Where the string "跌落神坛" occurs in the material below, report the whole line.
--- Start Dataset rows ---
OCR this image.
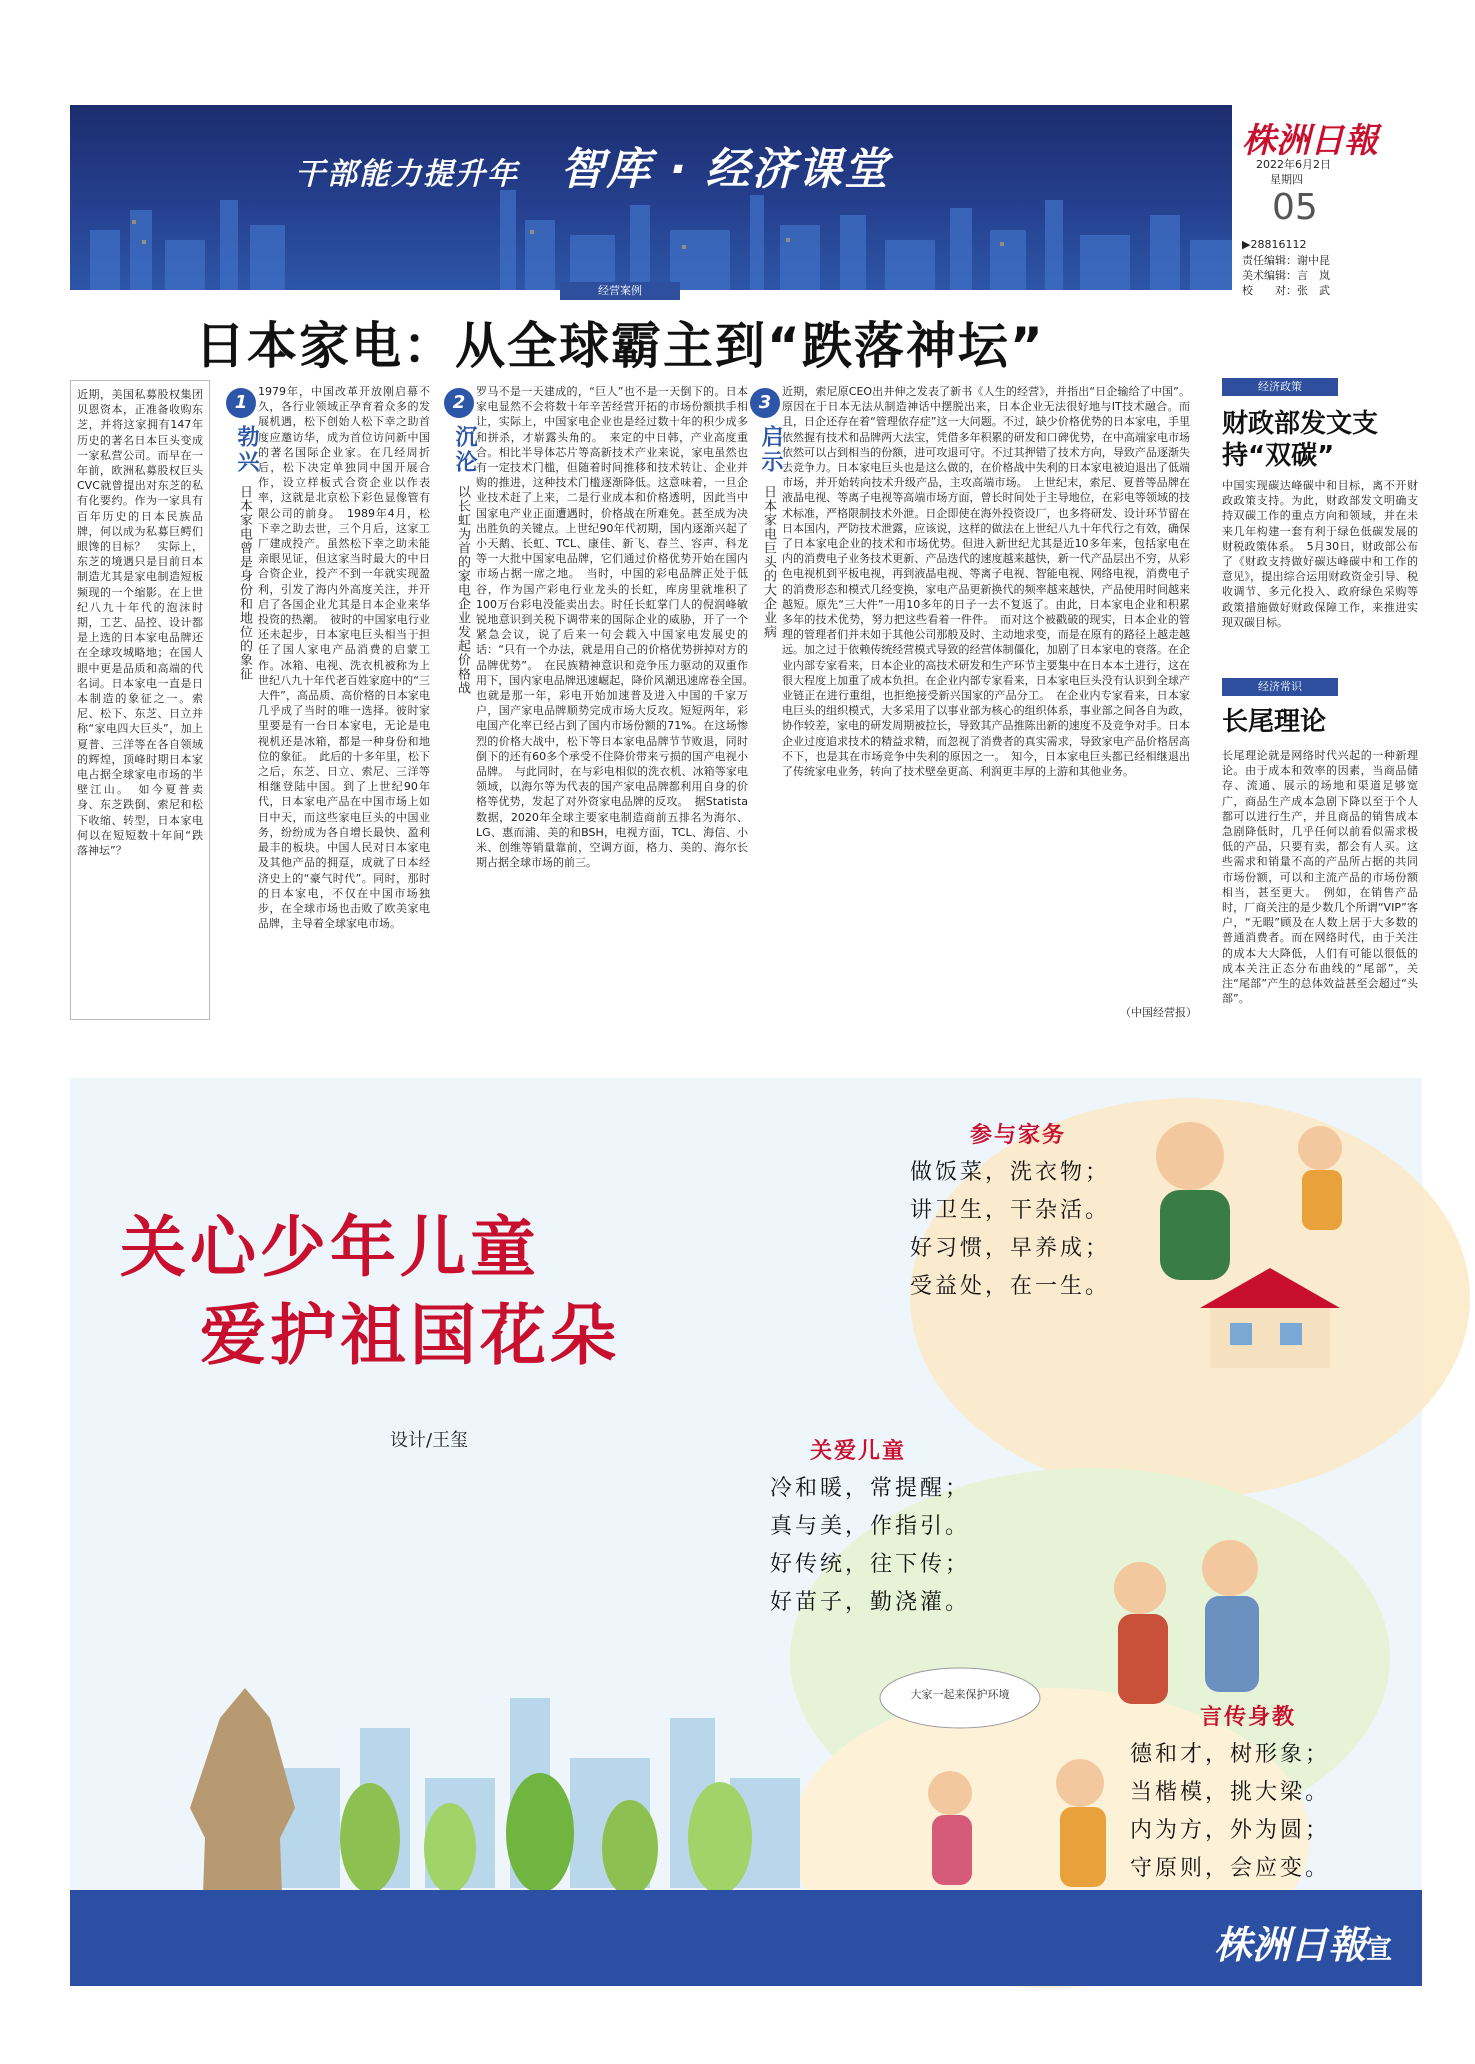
干部能力提升年 智库 · 经济课堂
株洲日報
2022年6月2日
星期四
05
▶28816112
责任编辑：谢中昆
美术编辑：言　岚
校　　对：张　武
经营案例
日本家电：从全球霸主到“跌落神坛”
近期，美国私募股权集团贝恩资本，正准备收购东芝，并将这家拥有147年历史的著名日本巨头变成一家私营公司。而早在一年前，欧洲私募股权巨头CVC就曾提出对东芝的私有化要约。作为一家具有百年历史的日本民族品牌，何以成为私募巨鳄们眼馋的目标？　实际上，东芝的境遇只是目前日本制造尤其是家电制造短板频现的一个缩影。在上世纪八九十年代的泡沫时期，工艺、品控、设计都是上选的日本家电品牌还在全球攻城略地；在国人眼中更是品质和高端的代名词。日本家电一直是日本制造的象征之一。索尼、松下、东芝、日立并称“家电四大巨头”，加上夏普、三洋等在各自领域的辉煌，顶峰时期日本家电占据全球家电市场的半壁江山。　如今夏普卖身、东芝跌倒、索尼和松下收缩、转型，日本家电何以在短短数十年间“跌落神坛”？
1
勃兴
日本家电曾是身份和地位的象征
1979年，中国改革开放刚启幕不久，各行业领域正孕育着众多的发展机遇，松下创始人松下幸之助首度应邀访华，成为首位访问新中国的著名国际企业家。在几经周折后，松下决定单独同中国开展合作，设立样板式合资企业以作表率，这就是北京松下彩色显像管有限公司的前身。　1989年4月，松下幸之助去世，三个月后，这家工厂建成投产。虽然松下幸之助未能亲眼见证，但这家当时最大的中日合资企业，投产不到一年就实现盈利，引发了海内外高度关注，并开启了各国企业尤其是日本企业来华投资的热潮。　彼时的中国家电行业还未起步，日本家电巨头相当于担任了国人家电产品消费的启蒙工作。冰箱、电视、洗衣机被称为上世纪八九十年代老百姓家庭中的“三大件”，高品质、高价格的日本家电几乎成了当时的唯一选择。彼时家里要是有一台日本家电，无论是电视机还是冰箱，都是一种身份和地位的象征。　此后的十多年里，松下之后，东芝、日立、索尼、三洋等相继登陆中国。到了上世纪90年代，日本家电产品在中国市场上如日中天，而这些家电巨头的中国业务，纷纷成为各自增长最快、盈利最丰的板块。中国人民对日本家电及其他产品的拥趸，成就了日本经济史上的“豪气时代”。同时，那时的日本家电，不仅在中国市场独步，在全球市场也击败了欧美家电品牌，主导着全球家电市场。
2
沉沦
以长虹为首的家电企业发起价格战
罗马不是一天建成的，“巨人”也不是一天倒下的。日本家电显然不会将数十年辛苦经营开拓的市场份额拱手相让，实际上，中国家电企业也是经过数十年的积少成多和拼杀，才崭露头角的。　来定的中日韩，产业高度重合。相比半导体芯片等高新技术产业来说，家电虽然也有一定技术门槛，但随着时间推移和技术转让、企业并购的推进，这种技术门槛逐渐降低。这意味着，一旦企业技术赶了上来，二是行业成本和价格透明，因此当中国家电产业正面遭遇时，价格战在所难免。甚至成为决出胜负的关键点。上世纪90年代初期，国内逐渐兴起了小天鹅、长虹、TCL、康佳、新飞、春兰、容声、科龙等一大批中国家电品牌，它们通过价格优势开始在国内市场占据一席之地。　当时，中国的彩电品牌正处于低谷，作为国产彩电行业龙头的长虹，库房里就堆积了100万台彩电没能卖出去。时任长虹掌门人的倪润峰敏锐地意识到关税下调带来的国际企业的威胁，开了一个紧急会议，说了后来一句会载入中国家电发展史的话：“只有一个办法，就是用自己的价格优势拼掉对方的品牌优势”。　在民族精神意识和竞争压力驱动的双重作用下，国内家电品牌迅速崛起，降价风潮迅速席卷全国。　也就是那一年，彩电开始加速普及进入中国的千家万户，国产家电品牌顺势完成市场大反攻。短短两年，彩电国产化率已经占到了国内市场份额的71%。在这场惨烈的价格大战中，松下等日本家电品牌节节败退，同时倒下的还有60多个承受不住降价带来亏损的国产电视小品牌。　与此同时，在与彩电相似的洗衣机、冰箱等家电领域，以海尔等为代表的国产家电品牌都利用自身的价格等优势，发起了对外资家电品牌的反攻。　据Statista数据，2020年全球主要家电制造商前五排名为海尔、LG、惠而浦、美的和BSH，电视方面，TCL、海信、小米、创维等销量靠前，空调方面，格力、美的、海尔长期占据全球市场的前三。
3
启示
日本家电巨头的大企业病
近期，索尼原CEO出井伸之发表了新书《人生的经营》，并指出“日企输给了中国”。原因在于日本无法从制造神话中摆脱出来，日本企业无法很好地与IT技术融合。而且，日企还存在着“管理依存症”这一大问题。不过，缺少价格优势的日本家电，手里依然握有技术和品牌两大法宝，凭借多年积累的研发和口碑优势，在中高端家电市场依然可以占到相当的份额，进可攻退可守。不过其押错了技术方向，导致产品逐渐失去竞争力。日本家电巨头也是这么做的，在价格战中失利的日本家电被迫退出了低端市场，并开始转向技术升级产品，主攻高端市场。　上世纪末，索尼、夏普等品牌在液晶电视、等离子电视等高端市场方面，曾长时间处于主导地位，在彩电等领域的技术标准，严格限制技术外泄。日企即使在海外投资设厂，也多将研发、设计环节留在日本国内，严防技术泄露，应该说，这样的做法在上世纪八九十年代行之有效，确保了日本家电企业的技术和市场优势。但进入新世纪尤其是近10多年来，包括家电在内的消费电子业务技术更新、产品迭代的速度越来越快，新一代产品层出不穷，从彩色电视机到平板电视，再到液晶电视、等离子电视、智能电视、网络电视，消费电子的消费形态和模式几经变换，家电产品更新换代的频率越来越快，产品使用时间越来越短。原先“三大件”一用10多年的日子一去不复返了。由此，日本家电企业和积累多年的技术优势，努力把这些看着一件件。　而对这个被戳破的现实，日本企业的管理的管理者们并未如于其他公司那般及时、主动地求变，而是在原有的路径上越走越远。加之过于依赖传统经营模式导致的经营体制僵化，加剧了日本家电的衰落。在企业内部专家看来，日本企业的高技术研发和生产环节主要集中在日本本土进行，这在很大程度上加重了成本负担。在企业内部专家看来，日本家电巨头没有认识到全球产业链正在进行重组，也拒绝接受新兴国家的产品分工。　在企业内专家看来，日本家电巨头的组织模式，大多采用了以事业部为核心的组织体系，事业部之间各自为政，协作较差，家电的研发周期被拉长，导致其产品推陈出新的速度不及竞争对手。日本企业过度追求技术的精益求精，而忽视了消费者的真实需求，导致家电产品价格居高不下，也是其在市场竞争中失利的原因之一。　知今，日本家电巨头都已经相继退出了传统家电业务，转向了技术壁垒更高、利润更丰厚的上游和其他业务。
（中国经营报）
经济政策
财政部发文支持“双碳”
中国实现碳达峰碳中和目标，离不开财政政策支持。为此，财政部发文明确支持双碳工作的重点方向和领域，并在未来几年构建一套有利于绿色低碳发展的财税政策体系。　5月30日，财政部公布了《财政支持做好碳达峰碳中和工作的意见》，提出综合运用财政资金引导、税收调节、多元化投入、政府绿色采购等政策措施做好财政保障工作，来推进实现双碳目标。
经济常识
长尾理论
长尾理论就是网络时代兴起的一种新理论。由于成本和效率的因素，当商品储存、流通、展示的场地和渠道足够宽广，商品生产成本急剧下降以至于个人都可以进行生产，并且商品的销售成本急剧降低时，几乎任何以前看似需求极低的产品，只要有卖，都会有人买。这些需求和销量不高的产品所占据的共同市场份额，可以和主流产品的市场份额相当，甚至更大。　例如，在销售产品时，厂商关注的是少数几个所谓“VIP”客户，“无暇”顾及在人数上居于大多数的普通消费者。而在网络时代，由于关注的成本大大降低，人们有可能以很低的成本关注正态分布曲线的“尾部”，关注“尾部”产生的总体效益甚至会超过“头部”。
关心少年儿童
爱护祖国花朵
设计/王玺
参与家务
做饭菜，洗衣物；
讲卫生，干杂活。
好习惯，早养成；
受益处，在一生。
关爱儿童
冷和暖，常提醒；
真与美，作指引。
好传统，往下传；
好苗子，勤浇灌。
大家一起来保护环境
言传身教
德和才，树形象；
当楷模，挑大梁。
内为方，外为圆；
守原则，会应变。
株洲日報宣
--- End Dataset rows ---
• [Written solution]:
日本家电：从全球霸主到“跌落神坛”
近期，美国私募股权集团贝恩资本，正准备收购东芝，并将这家拥有147年历史的著名日本巨头变成一家私营公司。而早在一年前，欧洲私募股权巨头CVC就曾提出对东芝的私有化要约。作为一家具有百年历史的日本民族品牌，何以成为私募巨鳄们眼馋的目标？　实际上，东芝的境遇只是目前日本制造尤其是家电制造短板频现的一个缩影。在上世纪八九十年代的泡沫时期，工艺、品控、设计都是上选的日本家电品牌还在全球攻城略地；在国人眼中更是品质和高端的代名词。日本家电一直是日本制造的象征之一。索尼、松下、东芝、日立并称“家电四大巨头”，加上夏普、三洋等在各自领域的辉煌，顶峰时期日本家电占据全球家电市场的半壁江山。　如今夏普卖身、东芝跌倒、索尼和松下收缩、转型，日本家电何以在短短数十年间“跌落神坛”？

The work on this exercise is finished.